## OBJECTIVE:
Transcribe the entries that follow exactly as they appear, minus pictures.

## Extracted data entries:

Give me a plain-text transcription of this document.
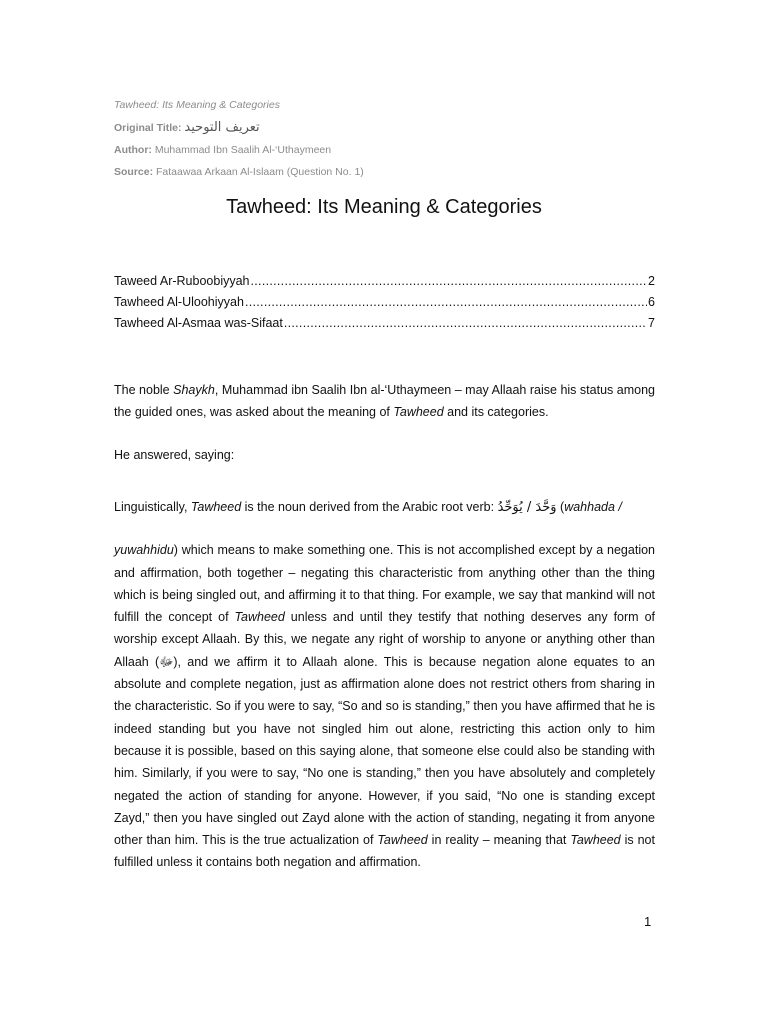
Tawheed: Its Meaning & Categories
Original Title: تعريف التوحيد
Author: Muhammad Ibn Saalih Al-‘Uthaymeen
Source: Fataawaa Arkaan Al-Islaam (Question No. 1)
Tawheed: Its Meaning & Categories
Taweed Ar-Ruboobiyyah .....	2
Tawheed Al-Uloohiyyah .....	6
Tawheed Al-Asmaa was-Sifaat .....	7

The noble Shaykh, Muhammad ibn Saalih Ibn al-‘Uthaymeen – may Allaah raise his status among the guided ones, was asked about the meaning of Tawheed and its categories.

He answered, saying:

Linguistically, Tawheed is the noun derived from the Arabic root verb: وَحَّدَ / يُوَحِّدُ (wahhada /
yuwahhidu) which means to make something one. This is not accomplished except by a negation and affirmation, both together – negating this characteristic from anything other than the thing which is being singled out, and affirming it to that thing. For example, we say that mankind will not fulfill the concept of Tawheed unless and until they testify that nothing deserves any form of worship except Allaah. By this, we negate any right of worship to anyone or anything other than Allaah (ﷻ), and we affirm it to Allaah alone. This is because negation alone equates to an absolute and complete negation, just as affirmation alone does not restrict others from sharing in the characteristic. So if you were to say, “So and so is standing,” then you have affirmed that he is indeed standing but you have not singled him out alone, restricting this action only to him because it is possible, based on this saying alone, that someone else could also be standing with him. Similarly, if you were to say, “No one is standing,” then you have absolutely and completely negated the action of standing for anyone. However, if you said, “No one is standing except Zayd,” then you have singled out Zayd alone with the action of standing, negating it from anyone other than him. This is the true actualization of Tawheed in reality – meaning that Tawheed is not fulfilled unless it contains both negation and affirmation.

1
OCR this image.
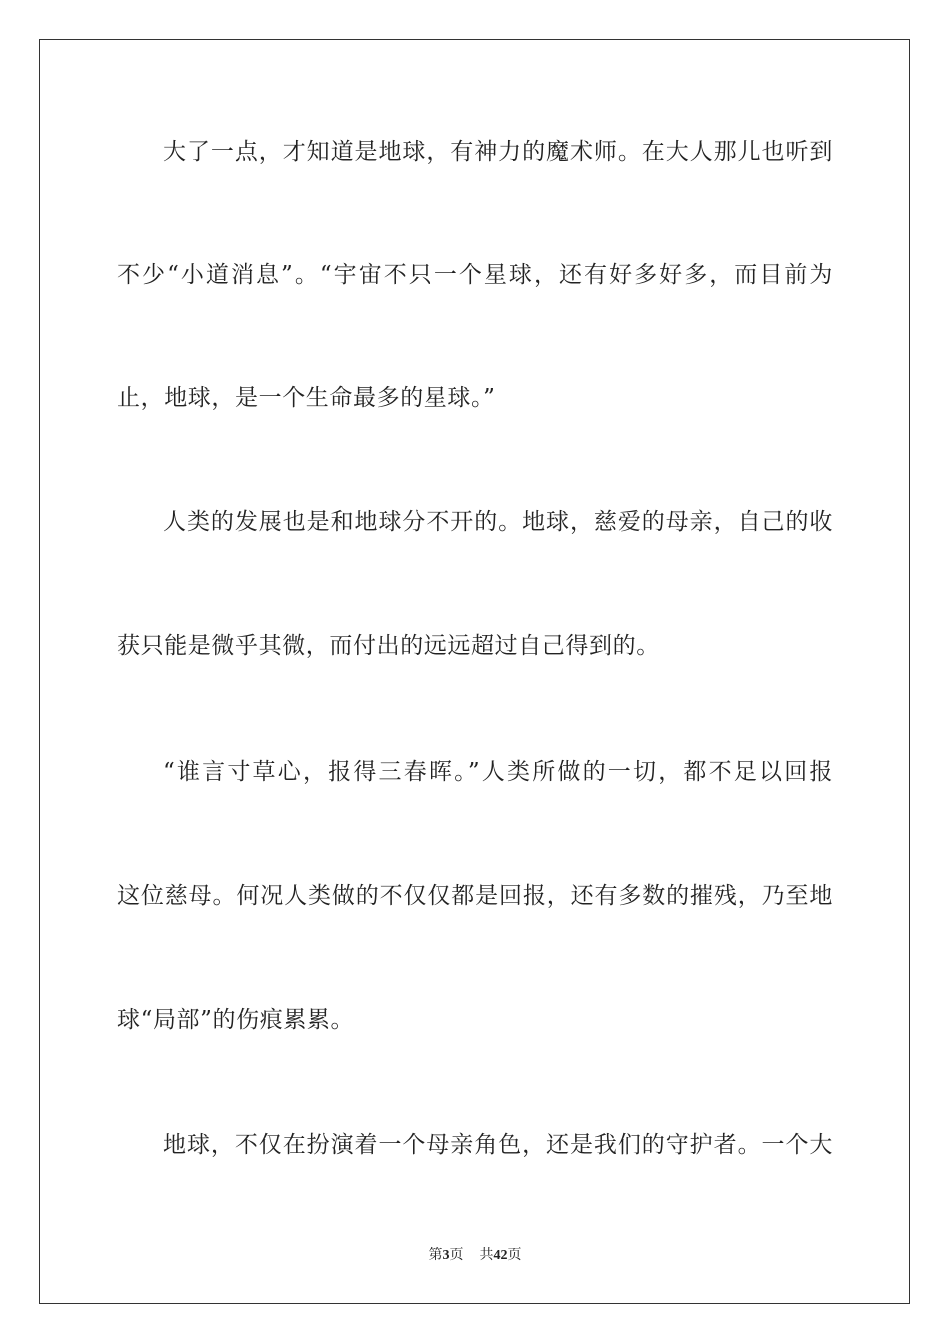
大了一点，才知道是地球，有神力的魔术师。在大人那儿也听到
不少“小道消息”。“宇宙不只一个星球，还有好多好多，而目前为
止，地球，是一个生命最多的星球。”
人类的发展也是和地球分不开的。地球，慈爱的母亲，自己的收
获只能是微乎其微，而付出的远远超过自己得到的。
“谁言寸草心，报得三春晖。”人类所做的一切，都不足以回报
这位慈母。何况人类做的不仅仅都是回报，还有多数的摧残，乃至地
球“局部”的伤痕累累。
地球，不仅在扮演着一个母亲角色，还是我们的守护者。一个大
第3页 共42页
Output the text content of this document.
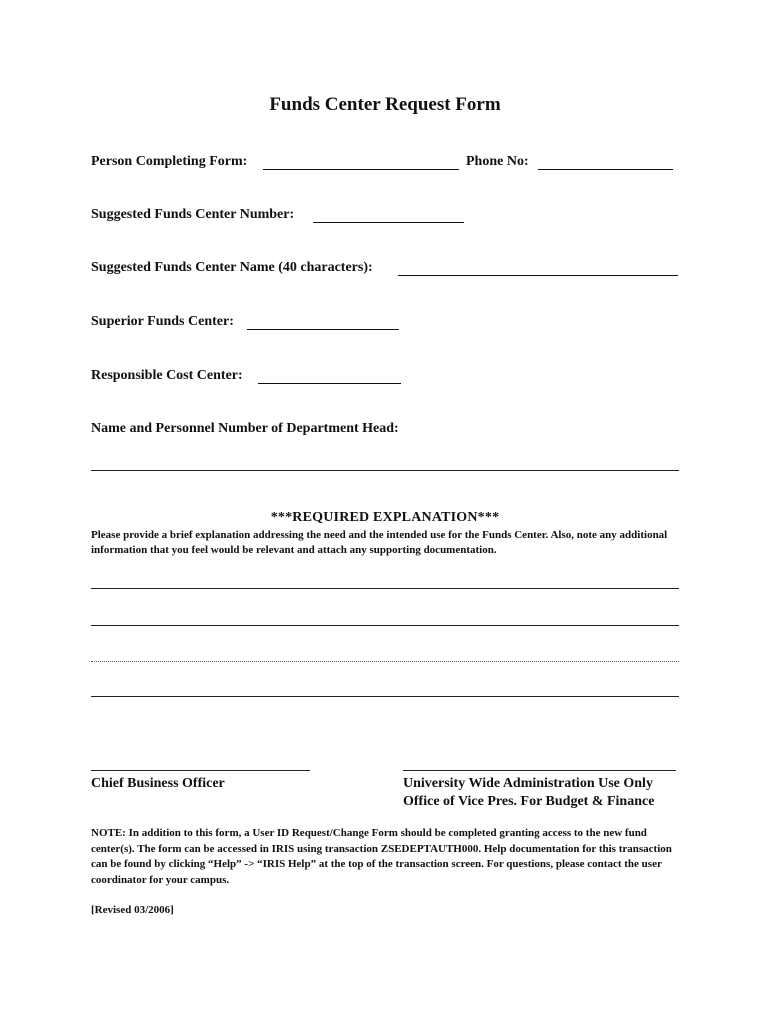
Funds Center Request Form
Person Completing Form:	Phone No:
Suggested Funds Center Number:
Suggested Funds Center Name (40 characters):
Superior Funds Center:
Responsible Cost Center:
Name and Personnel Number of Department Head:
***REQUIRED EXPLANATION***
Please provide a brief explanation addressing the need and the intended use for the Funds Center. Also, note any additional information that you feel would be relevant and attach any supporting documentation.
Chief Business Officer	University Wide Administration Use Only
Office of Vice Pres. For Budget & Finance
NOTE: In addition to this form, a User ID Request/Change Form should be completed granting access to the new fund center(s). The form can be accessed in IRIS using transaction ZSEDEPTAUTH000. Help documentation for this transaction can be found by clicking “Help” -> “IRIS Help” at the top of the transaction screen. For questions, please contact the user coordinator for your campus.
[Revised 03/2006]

## SOLUTION FOR THIS EXERCISE:
Give me a plain-text transcription of this document.
Tawheed: Its Meaning & Categories
Original Title: تعريف التوحيد
Author: Muhammad Ibn Saalih Al-‘Uthaymeen
Source: Fataawaa Arkaan Al-Islaam (Question No. 1)
Tawheed: Its Meaning & Categories
Taweed Ar-Ruboobiyyah .....	2
Tawheed Al-Uloohiyyah .....	6
Tawheed Al-Asmaa was-Sifaat .....	7

The noble Shaykh, Muhammad ibn Saalih Ibn al-‘Uthaymeen – may Allaah raise his status among the guided ones, was asked about the meaning of Tawheed and its categories.

He answered, saying:

Linguistically, Tawheed is the noun derived from the Arabic root verb: وَحَّدَ / يُوَحِّدُ (wahhada /
yuwahhidu) which means to make something one. This is not accomplished except by a negation and affirmation, both together – negating this characteristic from anything other than the thing which is being singled out, and affirming it to that thing. For example, we say that mankind will not fulfill the concept of Tawheed unless and until they testify that nothing deserves any form of worship except Allaah. By this, we negate any right of worship to anyone or anything other than Allaah (ﷻ), and we affirm it to Allaah alone. This is because negation alone equates to an absolute and complete negation, just as affirmation alone does not restrict others from sharing in the characteristic. So if you were to say, “So and so is standing,” then you have affirmed that he is indeed standing but you have not singled him out alone, restricting this action only to him because it is possible, based on this saying alone, that someone else could also be standing with him. Similarly, if you were to say, “No one is standing,” then you have absolutely and completely negated the action of standing for anyone. However, if you said, “No one is standing except Zayd,” then you have singled out Zayd alone with the action of standing, negating it from anyone other than him. This is the true actualization of Tawheed in reality – meaning that Tawheed is not fulfilled unless it contains both negation and affirmation.

1
OCR this image.
大了一点，才知道是地球，有神力的魔术师。在大人那儿也听到
不少“小道消息”。“宇宙不只一个星球，还有好多好多，而目前为
止，地球，是一个生命最多的星球。”
人类的发展也是和地球分不开的。地球，慈爱的母亲，自己的收
获只能是微乎其微，而付出的远远超过自己得到的。
“谁言寸草心，报得三春晖。”人类所做的一切，都不足以回报
这位慈母。何况人类做的不仅仅都是回报，还有多数的摧残，乃至地
球“局部”的伤痕累累。
地球，不仅在扮演着一个母亲角色，还是我们的守护者。一个大
第3页 共42页
Output the text content of this document.
Funds Center Request Form
Person Completing Form:	Phone No:
Suggested Funds Center Number:
Suggested Funds Center Name (40 characters):
Superior Funds Center:
Responsible Cost Center:
Name and Personnel Number of Department Head:
***REQUIRED EXPLANATION***
Please provide a brief explanation addressing the need and the intended use for the Funds Center. Also, note any additional information that you feel would be relevant and attach any supporting documentation.
Chief Business Officer	University Wide Administration Use Only
Office of Vice Pres. For Budget & Finance
NOTE: In addition to this form, a User ID Request/Change Form should be completed granting access to the new fund center(s). The form can be accessed in IRIS using transaction ZSEDEPTAUTH000. Help documentation for this transaction can be found by clicking “Help” -> “IRIS Help” at the top of the transaction screen. For questions, please contact the user coordinator for your campus.
[Revised 03/2006]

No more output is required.